• _Written exercise_:
Extract the text of every entry below exactly; leave images out.

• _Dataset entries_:
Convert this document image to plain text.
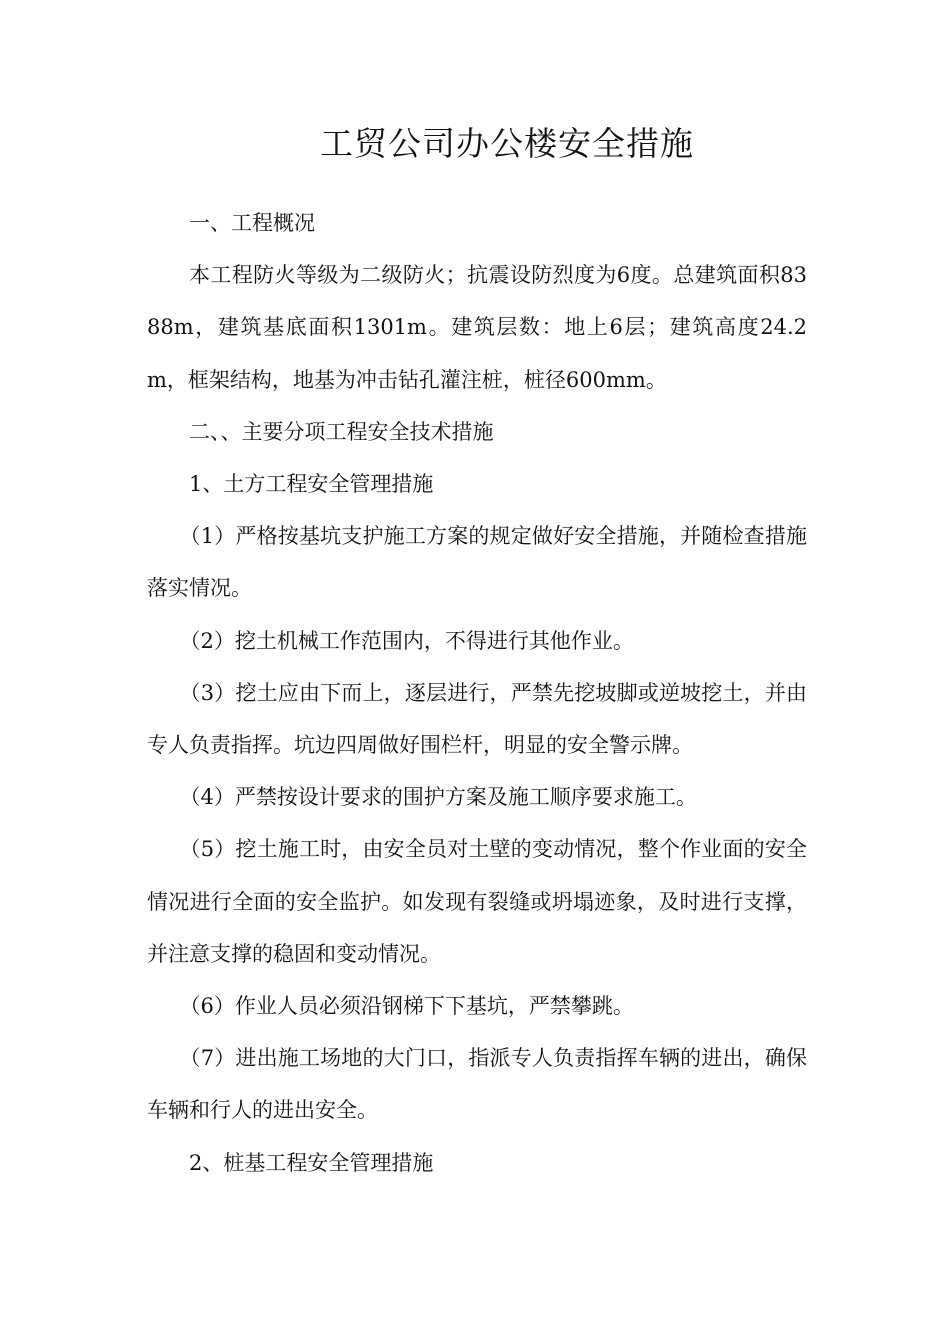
工贸公司办公楼安全措施

一、工程概况

本工程防火等级为二级防火；抗震设防烈度为6度。总建筑面积8388m，建筑基底面积1301m。建筑层数：地上6层；建筑高度24.2m，框架结构，地基为冲击钻孔灌注桩，桩径600mm。

二、、主要分项工程安全技术措施

1、土方工程安全管理措施

（1）严格按基坑支护施工方案的规定做好安全措施，并随检查措施落实情况。

（2）挖土机械工作范围内，不得进行其他作业。

（3）挖土应由下而上，逐层进行，严禁先挖坡脚或逆坡挖土，并由专人负责指挥。坑边四周做好围栏杆，明显的安全警示牌。

（4）严禁按设计要求的围护方案及施工顺序要求施工。

（5）挖土施工时，由安全员对土壁的变动情况，整个作业面的安全情况进行全面的安全监护。如发现有裂缝或坍塌迹象，及时进行支撑，并注意支撑的稳固和变动情况。

（6）作业人员必须沿钢梯下下基坑，严禁攀跳。

（7）进出施工场地的大门口，指派专人负责指挥车辆的进出，确保车辆和行人的进出安全。

2、桩基工程安全管理措施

• _Exercise result_:
Convert this document image to plain text.
工贸公司办公楼安全措施

一、工程概况

本工程防火等级为二级防火；抗震设防烈度为6度。总建筑面积8388m，建筑基底面积1301m。建筑层数：地上6层；建筑高度24.2m，框架结构，地基为冲击钻孔灌注桩，桩径600mm。

二、、主要分项工程安全技术措施

1、土方工程安全管理措施

（1）严格按基坑支护施工方案的规定做好安全措施，并随检查措施落实情况。

（2）挖土机械工作范围内，不得进行其他作业。

（3）挖土应由下而上，逐层进行，严禁先挖坡脚或逆坡挖土，并由专人负责指挥。坑边四周做好围栏杆，明显的安全警示牌。

（4）严禁按设计要求的围护方案及施工顺序要求施工。

（5）挖土施工时，由安全员对土壁的变动情况，整个作业面的安全情况进行全面的安全监护。如发现有裂缝或坍塌迹象，及时进行支撑，并注意支撑的稳固和变动情况。

（6）作业人员必须沿钢梯下下基坑，严禁攀跳。

（7）进出施工场地的大门口，指派专人负责指挥车辆的进出，确保车辆和行人的进出安全。

2、桩基工程安全管理措施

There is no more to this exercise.